### EXERCISE PROMPT
Copy each of the rows below line for line, keeping every character unchanged.

### MATERIAL
start
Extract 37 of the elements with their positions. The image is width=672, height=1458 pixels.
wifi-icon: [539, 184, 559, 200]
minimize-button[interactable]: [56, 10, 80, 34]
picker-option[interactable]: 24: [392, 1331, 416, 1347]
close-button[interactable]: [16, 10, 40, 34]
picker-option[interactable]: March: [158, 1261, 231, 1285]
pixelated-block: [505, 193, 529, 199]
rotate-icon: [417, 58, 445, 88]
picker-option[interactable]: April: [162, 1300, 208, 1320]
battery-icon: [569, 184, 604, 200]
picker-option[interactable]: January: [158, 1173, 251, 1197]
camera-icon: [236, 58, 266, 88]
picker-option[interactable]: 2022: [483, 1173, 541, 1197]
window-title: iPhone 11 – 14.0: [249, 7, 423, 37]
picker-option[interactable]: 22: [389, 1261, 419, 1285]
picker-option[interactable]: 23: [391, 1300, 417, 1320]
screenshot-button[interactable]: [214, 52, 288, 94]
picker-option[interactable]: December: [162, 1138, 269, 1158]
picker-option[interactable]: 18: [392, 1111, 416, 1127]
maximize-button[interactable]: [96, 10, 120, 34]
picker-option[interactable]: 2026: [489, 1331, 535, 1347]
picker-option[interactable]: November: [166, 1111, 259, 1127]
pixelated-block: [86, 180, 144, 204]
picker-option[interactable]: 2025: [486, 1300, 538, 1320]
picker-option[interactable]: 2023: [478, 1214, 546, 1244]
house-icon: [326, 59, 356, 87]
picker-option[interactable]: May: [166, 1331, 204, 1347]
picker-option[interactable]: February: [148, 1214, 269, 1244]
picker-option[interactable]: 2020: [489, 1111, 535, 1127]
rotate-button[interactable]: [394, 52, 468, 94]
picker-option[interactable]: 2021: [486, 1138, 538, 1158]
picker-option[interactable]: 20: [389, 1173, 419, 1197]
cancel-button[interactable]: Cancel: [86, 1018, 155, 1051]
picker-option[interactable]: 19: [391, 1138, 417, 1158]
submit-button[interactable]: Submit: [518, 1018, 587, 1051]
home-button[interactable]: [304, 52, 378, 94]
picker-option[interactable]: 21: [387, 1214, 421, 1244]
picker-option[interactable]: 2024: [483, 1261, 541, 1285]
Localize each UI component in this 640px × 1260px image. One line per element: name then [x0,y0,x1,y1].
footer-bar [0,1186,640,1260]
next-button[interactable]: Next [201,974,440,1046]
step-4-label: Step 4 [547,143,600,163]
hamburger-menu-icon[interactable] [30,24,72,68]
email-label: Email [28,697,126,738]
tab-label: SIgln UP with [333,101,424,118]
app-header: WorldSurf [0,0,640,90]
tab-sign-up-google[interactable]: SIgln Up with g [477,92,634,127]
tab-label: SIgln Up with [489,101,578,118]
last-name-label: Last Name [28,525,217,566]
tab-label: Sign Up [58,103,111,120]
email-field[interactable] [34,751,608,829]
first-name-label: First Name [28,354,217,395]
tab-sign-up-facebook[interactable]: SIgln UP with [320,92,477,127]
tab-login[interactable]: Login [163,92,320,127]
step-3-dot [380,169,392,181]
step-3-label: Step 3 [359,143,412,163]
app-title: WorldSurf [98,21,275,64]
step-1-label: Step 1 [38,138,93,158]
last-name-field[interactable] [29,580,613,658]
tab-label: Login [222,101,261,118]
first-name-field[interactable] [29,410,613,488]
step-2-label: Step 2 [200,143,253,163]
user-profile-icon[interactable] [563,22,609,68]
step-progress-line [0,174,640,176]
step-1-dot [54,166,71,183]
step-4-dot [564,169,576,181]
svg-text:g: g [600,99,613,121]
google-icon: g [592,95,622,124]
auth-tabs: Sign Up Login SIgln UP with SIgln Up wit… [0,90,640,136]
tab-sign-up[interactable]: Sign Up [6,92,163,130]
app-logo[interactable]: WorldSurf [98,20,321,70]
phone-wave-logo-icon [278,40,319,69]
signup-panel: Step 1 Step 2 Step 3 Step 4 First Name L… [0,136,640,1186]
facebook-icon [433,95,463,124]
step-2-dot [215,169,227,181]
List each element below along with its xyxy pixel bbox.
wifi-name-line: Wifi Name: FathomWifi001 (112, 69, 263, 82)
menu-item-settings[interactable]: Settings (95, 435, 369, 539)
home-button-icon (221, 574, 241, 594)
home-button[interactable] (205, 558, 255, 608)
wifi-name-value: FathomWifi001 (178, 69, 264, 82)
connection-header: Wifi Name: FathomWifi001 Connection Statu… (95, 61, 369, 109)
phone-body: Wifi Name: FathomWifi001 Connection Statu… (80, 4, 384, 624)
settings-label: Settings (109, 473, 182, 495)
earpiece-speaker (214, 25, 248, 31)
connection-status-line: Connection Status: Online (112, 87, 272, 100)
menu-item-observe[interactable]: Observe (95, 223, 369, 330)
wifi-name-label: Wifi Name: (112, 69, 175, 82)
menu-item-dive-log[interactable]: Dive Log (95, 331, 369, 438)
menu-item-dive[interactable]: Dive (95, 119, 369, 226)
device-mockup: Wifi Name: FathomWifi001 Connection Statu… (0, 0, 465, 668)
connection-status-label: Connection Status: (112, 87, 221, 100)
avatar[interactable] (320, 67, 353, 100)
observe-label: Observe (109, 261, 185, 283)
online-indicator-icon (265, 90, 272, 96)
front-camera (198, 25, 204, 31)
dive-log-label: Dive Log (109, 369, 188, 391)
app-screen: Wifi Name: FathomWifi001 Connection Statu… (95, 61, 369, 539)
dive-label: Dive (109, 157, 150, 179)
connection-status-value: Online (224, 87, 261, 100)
end
### RIGHT ANSWER
Extract 37 of the elements with their positions. The image is width=672, height=1458 pixels.
wifi-icon: [539, 184, 559, 200]
minimize-button[interactable]: [56, 10, 80, 34]
picker-option[interactable]: 24: [392, 1331, 416, 1347]
close-button[interactable]: [16, 10, 40, 34]
picker-option[interactable]: March: [158, 1261, 231, 1285]
pixelated-block: [505, 193, 529, 199]
rotate-icon: [417, 58, 445, 88]
picker-option[interactable]: April: [162, 1300, 208, 1320]
battery-icon: [569, 184, 604, 200]
picker-option[interactable]: January: [158, 1173, 251, 1197]
camera-icon: [236, 58, 266, 88]
picker-option[interactable]: 2022: [483, 1173, 541, 1197]
window-title: iPhone 11 – 14.0: [249, 7, 423, 37]
picker-option[interactable]: 22: [389, 1261, 419, 1285]
picker-option[interactable]: 23: [391, 1300, 417, 1320]
screenshot-button[interactable]: [214, 52, 288, 94]
picker-option[interactable]: December: [162, 1138, 269, 1158]
picker-option[interactable]: 18: [392, 1111, 416, 1127]
maximize-button[interactable]: [96, 10, 120, 34]
picker-option[interactable]: 2026: [489, 1331, 535, 1347]
picker-option[interactable]: November: [166, 1111, 259, 1127]
pixelated-block: [86, 180, 144, 204]
picker-option[interactable]: 2025: [486, 1300, 538, 1320]
picker-option[interactable]: 2023: [478, 1214, 546, 1244]
house-icon: [326, 59, 356, 87]
picker-option[interactable]: May: [166, 1331, 204, 1347]
picker-option[interactable]: February: [148, 1214, 269, 1244]
picker-option[interactable]: 2020: [489, 1111, 535, 1127]
rotate-button[interactable]: [394, 52, 468, 94]
picker-option[interactable]: 2021: [486, 1138, 538, 1158]
picker-option[interactable]: 20: [389, 1173, 419, 1197]
cancel-button[interactable]: Cancel: [86, 1018, 155, 1051]
picker-option[interactable]: 19: [391, 1138, 417, 1158]
submit-button[interactable]: Submit: [518, 1018, 587, 1051]
home-button[interactable]: [304, 52, 378, 94]
picker-option[interactable]: 21: [387, 1214, 421, 1244]
picker-option[interactable]: 2024: [483, 1261, 541, 1285]
Localize each UI component in this 640px × 1260px image. One line per element: name then [x0,y0,x1,y1].
footer-bar [0,1186,640,1260]
next-button[interactable]: Next [201,974,440,1046]
step-4-label: Step 4 [547,143,600,163]
hamburger-menu-icon[interactable] [30,24,72,68]
email-label: Email [28,697,126,738]
tab-label: SIgln UP with [333,101,424,118]
app-header: WorldSurf [0,0,640,90]
tab-sign-up-google[interactable]: SIgln Up with g [477,92,634,127]
tab-label: SIgln Up with [489,101,578,118]
last-name-label: Last Name [28,525,217,566]
tab-label: Sign Up [58,103,111,120]
email-field[interactable] [34,751,608,829]
first-name-label: First Name [28,354,217,395]
tab-sign-up-facebook[interactable]: SIgln UP with [320,92,477,127]
tab-login[interactable]: Login [163,92,320,127]
step-3-dot [380,169,392,181]
step-3-label: Step 3 [359,143,412,163]
app-title: WorldSurf [98,21,275,64]
step-1-label: Step 1 [38,138,93,158]
last-name-field[interactable] [29,580,613,658]
tab-label: Login [222,101,261,118]
first-name-field[interactable] [29,410,613,488]
step-2-label: Step 2 [200,143,253,163]
user-profile-icon[interactable] [563,22,609,68]
step-progress-line [0,174,640,176]
step-1-dot [54,166,71,183]
step-4-dot [564,169,576,181]
svg-text:g: g [600,99,613,121]
google-icon: g [592,95,622,124]
auth-tabs: Sign Up Login SIgln UP with SIgln Up wit… [0,90,640,136]
tab-sign-up[interactable]: Sign Up [6,92,163,130]
app-logo[interactable]: WorldSurf [98,20,321,70]
phone-wave-logo-icon [278,40,319,69]
signup-panel: Step 1 Step 2 Step 3 Step 4 First Name L… [0,136,640,1186]
facebook-icon [433,95,463,124]
step-2-dot [215,169,227,181]
List each element below along with its xyxy pixel bbox.
wifi-name-line: Wifi Name: FathomWifi001 (112, 69, 263, 82)
menu-item-settings[interactable]: Settings (95, 435, 369, 539)
home-button-icon (221, 574, 241, 594)
home-button[interactable] (205, 558, 255, 608)
wifi-name-value: FathomWifi001 (178, 69, 264, 82)
connection-header: Wifi Name: FathomWifi001 Connection Statu… (95, 61, 369, 109)
phone-body: Wifi Name: FathomWifi001 Connection Statu… (80, 4, 384, 624)
settings-label: Settings (109, 473, 182, 495)
earpiece-speaker (214, 25, 248, 31)
connection-status-line: Connection Status: Online (112, 87, 272, 100)
menu-item-observe[interactable]: Observe (95, 223, 369, 330)
wifi-name-label: Wifi Name: (112, 69, 175, 82)
menu-item-dive-log[interactable]: Dive Log (95, 331, 369, 438)
menu-item-dive[interactable]: Dive (95, 119, 369, 226)
device-mockup: Wifi Name: FathomWifi001 Connection Statu… (0, 0, 465, 668)
connection-status-label: Connection Status: (112, 87, 221, 100)
avatar[interactable] (320, 67, 353, 100)
observe-label: Observe (109, 261, 185, 283)
online-indicator-icon (265, 90, 272, 96)
front-camera (198, 25, 204, 31)
dive-log-label: Dive Log (109, 369, 188, 391)
app-screen: Wifi Name: FathomWifi001 Connection Statu… (95, 61, 369, 539)
dive-label: Dive (109, 157, 150, 179)
connection-status-value: Online (224, 87, 261, 100)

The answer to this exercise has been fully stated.